** START DATA FOR PROCESSING **

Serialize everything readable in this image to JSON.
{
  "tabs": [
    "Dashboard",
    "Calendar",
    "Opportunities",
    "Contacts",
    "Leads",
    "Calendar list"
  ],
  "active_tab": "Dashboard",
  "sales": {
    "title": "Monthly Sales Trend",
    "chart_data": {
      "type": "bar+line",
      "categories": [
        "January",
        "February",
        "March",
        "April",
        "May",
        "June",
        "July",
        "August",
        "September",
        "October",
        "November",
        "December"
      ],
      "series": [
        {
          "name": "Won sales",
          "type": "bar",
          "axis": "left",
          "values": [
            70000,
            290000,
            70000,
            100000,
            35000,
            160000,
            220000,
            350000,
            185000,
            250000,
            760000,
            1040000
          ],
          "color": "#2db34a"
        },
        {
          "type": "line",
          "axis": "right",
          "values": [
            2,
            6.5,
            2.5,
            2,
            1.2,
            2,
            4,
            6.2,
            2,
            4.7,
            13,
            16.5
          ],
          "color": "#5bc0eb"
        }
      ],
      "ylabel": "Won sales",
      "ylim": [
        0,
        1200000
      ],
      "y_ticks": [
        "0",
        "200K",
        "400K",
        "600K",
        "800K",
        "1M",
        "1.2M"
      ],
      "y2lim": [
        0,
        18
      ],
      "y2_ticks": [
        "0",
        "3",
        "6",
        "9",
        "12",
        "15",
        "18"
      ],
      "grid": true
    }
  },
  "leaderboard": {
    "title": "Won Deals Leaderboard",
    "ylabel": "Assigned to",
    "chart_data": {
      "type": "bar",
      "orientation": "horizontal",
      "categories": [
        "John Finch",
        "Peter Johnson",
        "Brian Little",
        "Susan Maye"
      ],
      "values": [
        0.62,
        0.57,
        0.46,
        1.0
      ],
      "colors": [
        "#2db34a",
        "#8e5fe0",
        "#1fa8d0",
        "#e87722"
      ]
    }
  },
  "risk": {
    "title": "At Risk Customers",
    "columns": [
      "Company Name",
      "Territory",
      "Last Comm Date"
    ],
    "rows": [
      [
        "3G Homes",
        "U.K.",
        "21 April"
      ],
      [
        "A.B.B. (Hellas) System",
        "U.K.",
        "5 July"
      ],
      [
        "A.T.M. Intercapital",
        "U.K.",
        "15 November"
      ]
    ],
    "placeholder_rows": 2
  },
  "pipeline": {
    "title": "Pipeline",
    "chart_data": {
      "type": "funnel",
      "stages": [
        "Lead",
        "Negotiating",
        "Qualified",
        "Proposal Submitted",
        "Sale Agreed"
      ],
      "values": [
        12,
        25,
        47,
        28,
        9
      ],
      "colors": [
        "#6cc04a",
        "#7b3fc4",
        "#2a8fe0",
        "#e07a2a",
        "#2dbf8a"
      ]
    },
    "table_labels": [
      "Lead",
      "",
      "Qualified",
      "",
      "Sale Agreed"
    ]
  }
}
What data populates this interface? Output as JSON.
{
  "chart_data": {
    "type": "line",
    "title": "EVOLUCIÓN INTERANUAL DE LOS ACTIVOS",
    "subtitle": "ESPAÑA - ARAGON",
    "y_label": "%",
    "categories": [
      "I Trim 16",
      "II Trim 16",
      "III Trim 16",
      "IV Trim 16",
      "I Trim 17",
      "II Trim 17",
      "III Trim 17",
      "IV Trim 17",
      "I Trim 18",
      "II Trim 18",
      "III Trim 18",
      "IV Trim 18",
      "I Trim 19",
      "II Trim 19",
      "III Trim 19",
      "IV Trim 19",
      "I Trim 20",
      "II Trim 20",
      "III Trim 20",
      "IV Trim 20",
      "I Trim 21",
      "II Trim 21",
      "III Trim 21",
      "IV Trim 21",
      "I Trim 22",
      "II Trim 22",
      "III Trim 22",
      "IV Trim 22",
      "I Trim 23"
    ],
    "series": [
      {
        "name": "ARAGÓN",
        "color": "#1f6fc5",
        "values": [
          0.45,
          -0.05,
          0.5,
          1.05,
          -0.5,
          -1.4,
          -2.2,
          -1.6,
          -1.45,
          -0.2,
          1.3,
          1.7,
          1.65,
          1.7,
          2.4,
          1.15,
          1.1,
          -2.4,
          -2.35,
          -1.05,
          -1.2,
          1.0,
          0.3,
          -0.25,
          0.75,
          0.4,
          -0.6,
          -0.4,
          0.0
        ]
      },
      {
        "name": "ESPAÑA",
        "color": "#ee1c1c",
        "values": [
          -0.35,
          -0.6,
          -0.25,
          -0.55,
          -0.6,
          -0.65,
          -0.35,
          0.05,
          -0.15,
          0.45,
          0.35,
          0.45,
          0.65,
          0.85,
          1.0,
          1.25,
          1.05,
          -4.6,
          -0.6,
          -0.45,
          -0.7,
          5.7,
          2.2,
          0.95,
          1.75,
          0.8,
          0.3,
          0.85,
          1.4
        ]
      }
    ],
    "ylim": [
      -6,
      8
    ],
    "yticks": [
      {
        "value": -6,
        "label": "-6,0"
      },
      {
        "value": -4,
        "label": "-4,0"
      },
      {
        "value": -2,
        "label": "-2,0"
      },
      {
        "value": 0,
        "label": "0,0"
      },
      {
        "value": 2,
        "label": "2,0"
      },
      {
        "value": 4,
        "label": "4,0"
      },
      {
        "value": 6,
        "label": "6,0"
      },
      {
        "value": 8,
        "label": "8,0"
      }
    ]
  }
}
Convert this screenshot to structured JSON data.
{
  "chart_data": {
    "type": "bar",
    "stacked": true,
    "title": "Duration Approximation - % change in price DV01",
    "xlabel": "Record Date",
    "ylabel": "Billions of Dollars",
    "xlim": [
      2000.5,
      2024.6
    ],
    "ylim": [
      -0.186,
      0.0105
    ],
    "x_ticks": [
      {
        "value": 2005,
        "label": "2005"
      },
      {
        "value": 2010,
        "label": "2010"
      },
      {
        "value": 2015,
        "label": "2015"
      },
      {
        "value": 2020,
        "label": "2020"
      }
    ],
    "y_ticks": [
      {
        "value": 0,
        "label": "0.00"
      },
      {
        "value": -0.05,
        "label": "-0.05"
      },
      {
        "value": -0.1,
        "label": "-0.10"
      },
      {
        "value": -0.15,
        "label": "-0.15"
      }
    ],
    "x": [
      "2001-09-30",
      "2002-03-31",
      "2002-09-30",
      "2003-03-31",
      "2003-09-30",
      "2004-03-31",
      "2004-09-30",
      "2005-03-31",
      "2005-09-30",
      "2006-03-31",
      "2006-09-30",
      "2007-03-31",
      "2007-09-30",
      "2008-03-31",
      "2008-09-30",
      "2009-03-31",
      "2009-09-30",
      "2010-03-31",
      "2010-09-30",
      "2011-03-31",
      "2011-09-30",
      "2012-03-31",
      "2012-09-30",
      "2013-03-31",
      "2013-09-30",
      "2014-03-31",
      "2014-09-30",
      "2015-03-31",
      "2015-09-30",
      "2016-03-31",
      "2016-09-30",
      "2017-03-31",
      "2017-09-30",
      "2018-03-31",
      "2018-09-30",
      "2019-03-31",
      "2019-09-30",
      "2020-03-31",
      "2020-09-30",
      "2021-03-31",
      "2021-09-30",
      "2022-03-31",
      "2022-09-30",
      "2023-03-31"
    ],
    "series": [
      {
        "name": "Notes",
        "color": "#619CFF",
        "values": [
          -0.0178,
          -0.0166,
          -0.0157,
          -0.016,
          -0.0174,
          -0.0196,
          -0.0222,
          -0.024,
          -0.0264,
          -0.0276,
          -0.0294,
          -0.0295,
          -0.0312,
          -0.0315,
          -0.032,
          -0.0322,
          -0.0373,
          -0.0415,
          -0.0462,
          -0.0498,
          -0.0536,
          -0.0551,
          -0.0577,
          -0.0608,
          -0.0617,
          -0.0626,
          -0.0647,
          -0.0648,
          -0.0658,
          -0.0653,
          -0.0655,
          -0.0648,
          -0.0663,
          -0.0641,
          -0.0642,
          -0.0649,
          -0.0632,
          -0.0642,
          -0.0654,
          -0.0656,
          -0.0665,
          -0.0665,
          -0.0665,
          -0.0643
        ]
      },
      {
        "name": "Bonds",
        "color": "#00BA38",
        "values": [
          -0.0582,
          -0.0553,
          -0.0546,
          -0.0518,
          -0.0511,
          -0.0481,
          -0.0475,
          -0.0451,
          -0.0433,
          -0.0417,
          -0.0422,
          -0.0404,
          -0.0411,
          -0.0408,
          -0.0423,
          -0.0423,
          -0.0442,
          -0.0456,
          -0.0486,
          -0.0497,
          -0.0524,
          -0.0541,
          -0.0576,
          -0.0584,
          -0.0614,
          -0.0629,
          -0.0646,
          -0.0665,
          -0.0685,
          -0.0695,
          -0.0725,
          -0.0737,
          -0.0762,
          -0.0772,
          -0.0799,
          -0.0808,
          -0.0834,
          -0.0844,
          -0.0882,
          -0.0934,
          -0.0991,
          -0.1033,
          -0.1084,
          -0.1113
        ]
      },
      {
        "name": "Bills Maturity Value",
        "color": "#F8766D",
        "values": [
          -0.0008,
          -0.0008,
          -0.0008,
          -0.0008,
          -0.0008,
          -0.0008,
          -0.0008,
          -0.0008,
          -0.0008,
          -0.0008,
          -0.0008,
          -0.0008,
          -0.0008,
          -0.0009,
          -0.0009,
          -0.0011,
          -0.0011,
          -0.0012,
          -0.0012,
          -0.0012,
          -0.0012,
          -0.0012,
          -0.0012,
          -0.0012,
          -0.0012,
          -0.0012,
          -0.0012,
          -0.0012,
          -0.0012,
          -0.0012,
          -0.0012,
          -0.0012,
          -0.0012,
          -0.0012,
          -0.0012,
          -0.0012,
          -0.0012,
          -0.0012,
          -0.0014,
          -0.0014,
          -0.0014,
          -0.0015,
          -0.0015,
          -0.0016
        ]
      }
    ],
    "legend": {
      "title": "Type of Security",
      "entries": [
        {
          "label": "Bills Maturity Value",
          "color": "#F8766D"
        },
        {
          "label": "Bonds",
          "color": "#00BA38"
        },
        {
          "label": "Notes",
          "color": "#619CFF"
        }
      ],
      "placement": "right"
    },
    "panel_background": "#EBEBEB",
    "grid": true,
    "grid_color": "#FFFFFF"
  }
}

** END DATA FOR PROCESSING **

## INSTRUCTIONS FOR THE TASK
Using the records given above, list every line that includes the word "ylabel".

## TASK OUTPUT
      "ylabel": "Won sales",
    "ylabel": "Assigned to",
    "ylabel": "Billions of Dollars",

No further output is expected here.